WHAT TO WORK ON: Copy every line of the data in which the word "участников" occurs.

PROVIDED MATERIAL:
++++++++
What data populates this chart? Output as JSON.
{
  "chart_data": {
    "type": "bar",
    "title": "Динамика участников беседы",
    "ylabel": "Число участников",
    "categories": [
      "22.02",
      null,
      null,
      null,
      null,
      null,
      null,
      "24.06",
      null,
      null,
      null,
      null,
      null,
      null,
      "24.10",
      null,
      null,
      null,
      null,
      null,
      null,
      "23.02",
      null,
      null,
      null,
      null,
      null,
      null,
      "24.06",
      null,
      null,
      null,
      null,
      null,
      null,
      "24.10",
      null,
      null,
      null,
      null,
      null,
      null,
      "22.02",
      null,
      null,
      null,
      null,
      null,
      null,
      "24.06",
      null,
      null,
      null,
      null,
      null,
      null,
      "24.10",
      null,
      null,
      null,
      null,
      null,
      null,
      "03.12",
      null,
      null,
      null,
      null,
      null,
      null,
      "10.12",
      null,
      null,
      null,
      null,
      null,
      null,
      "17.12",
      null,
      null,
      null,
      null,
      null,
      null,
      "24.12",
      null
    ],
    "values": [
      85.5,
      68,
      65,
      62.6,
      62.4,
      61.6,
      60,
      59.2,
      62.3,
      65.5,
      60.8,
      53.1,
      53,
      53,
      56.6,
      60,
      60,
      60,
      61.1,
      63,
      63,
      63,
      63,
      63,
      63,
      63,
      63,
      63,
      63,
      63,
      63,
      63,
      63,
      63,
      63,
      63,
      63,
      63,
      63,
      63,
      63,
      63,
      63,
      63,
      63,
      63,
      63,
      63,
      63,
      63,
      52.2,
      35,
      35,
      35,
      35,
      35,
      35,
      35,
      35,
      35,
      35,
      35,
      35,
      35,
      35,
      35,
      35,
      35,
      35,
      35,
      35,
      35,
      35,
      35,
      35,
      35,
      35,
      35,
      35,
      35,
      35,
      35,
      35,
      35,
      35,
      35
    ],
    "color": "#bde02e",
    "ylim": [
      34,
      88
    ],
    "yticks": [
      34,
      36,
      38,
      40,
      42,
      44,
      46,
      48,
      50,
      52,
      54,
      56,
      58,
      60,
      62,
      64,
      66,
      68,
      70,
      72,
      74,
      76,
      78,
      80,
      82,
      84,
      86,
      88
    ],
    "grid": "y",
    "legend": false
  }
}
++++++++
ANSWER TO THIS PROBLEM:
    "title": "Динамика участников беседы",
    "ylabel": "Число участников",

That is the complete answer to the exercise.